Dataset records
"""

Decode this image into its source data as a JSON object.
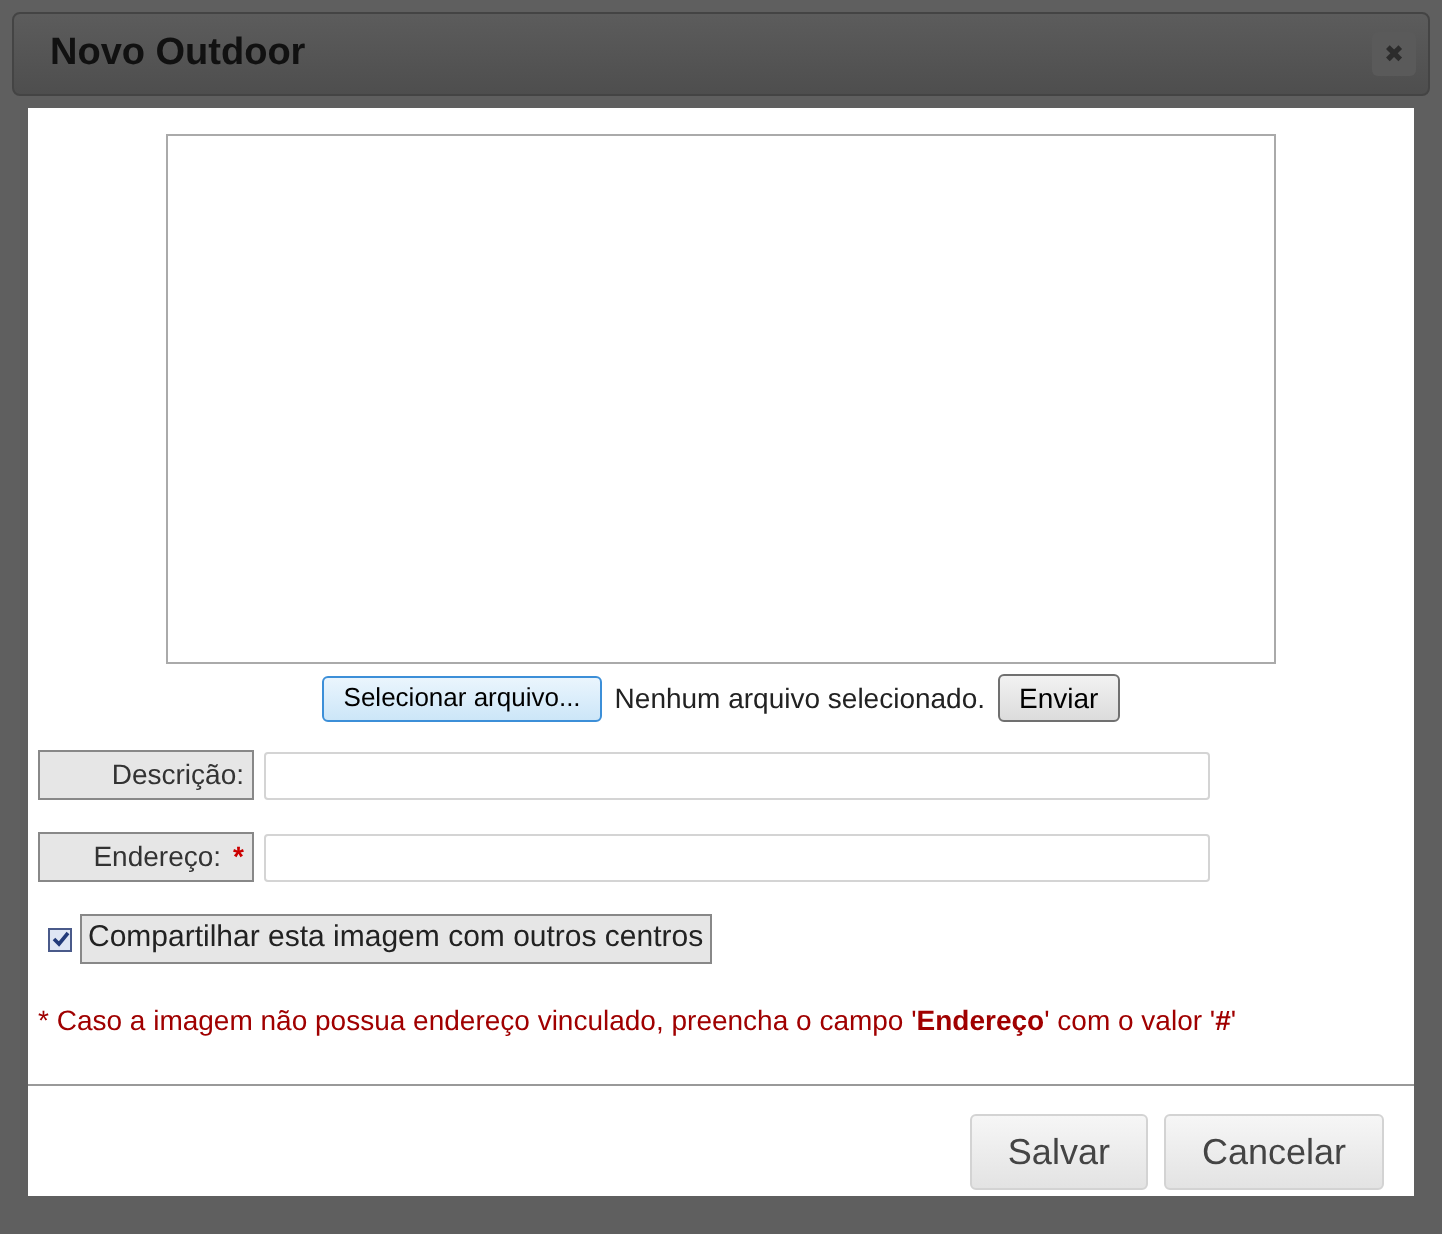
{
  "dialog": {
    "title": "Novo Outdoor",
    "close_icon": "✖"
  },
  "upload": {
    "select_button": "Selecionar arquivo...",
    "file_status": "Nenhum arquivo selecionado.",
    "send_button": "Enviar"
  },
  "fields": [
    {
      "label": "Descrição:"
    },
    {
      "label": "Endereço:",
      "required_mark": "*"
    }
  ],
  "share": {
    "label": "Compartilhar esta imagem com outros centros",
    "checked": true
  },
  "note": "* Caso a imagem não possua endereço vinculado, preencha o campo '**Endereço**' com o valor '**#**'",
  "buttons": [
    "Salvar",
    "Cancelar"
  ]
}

"""

• What you are asked to do: Give all the lines above again, character for character, without pictures.

• Task solution:
Decode this image into its source data as a JSON object.
{
  "dialog": {
    "title": "Novo Outdoor",
    "close_icon": "✖"
  },
  "upload": {
    "select_button": "Selecionar arquivo...",
    "file_status": "Nenhum arquivo selecionado.",
    "send_button": "Enviar"
  },
  "fields": [
    {
      "label": "Descrição:"
    },
    {
      "label": "Endereço:",
      "required_mark": "*"
    }
  ],
  "share": {
    "label": "Compartilhar esta imagem com outros centros",
    "checked": true
  },
  "note": "* Caso a imagem não possua endereço vinculado, preencha o campo '**Endereço**' com o valor '**#**'",
  "buttons": [
    "Salvar",
    "Cancelar"
  ]
}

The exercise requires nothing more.